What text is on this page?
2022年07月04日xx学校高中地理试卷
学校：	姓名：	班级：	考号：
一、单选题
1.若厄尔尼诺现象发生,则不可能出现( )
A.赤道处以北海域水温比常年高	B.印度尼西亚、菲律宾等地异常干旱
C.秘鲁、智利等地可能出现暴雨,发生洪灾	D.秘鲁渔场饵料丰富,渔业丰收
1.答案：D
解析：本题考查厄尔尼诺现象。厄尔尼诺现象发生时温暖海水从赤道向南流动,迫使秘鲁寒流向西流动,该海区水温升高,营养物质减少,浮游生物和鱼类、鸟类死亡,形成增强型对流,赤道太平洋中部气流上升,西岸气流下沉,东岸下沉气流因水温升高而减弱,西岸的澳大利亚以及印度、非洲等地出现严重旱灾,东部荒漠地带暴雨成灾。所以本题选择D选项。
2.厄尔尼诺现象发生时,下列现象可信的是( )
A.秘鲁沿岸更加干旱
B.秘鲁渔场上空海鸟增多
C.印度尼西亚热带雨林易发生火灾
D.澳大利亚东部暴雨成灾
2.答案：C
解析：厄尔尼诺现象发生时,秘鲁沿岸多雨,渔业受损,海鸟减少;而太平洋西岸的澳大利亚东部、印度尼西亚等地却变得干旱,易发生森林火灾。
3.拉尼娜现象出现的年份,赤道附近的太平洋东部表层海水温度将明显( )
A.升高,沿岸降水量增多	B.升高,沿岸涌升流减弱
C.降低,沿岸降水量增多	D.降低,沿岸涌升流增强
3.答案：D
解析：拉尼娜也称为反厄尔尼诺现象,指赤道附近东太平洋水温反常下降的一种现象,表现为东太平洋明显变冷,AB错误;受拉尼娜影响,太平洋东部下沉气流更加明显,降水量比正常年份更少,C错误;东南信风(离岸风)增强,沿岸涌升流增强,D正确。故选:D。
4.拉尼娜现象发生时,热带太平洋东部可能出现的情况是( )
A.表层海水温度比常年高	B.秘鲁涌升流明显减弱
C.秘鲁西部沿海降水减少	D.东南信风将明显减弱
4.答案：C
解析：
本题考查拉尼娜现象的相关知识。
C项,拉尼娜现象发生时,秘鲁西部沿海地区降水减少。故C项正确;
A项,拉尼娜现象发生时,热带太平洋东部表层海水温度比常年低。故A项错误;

++++++++++

## Problem details
Extract from the data every line where "沿岸降水量增多" shows up.

## Result
A.升高,沿岸降水量增多	B.升高,沿岸涌升流减弱
C.降低,沿岸降水量增多	D.降低,沿岸涌升流增强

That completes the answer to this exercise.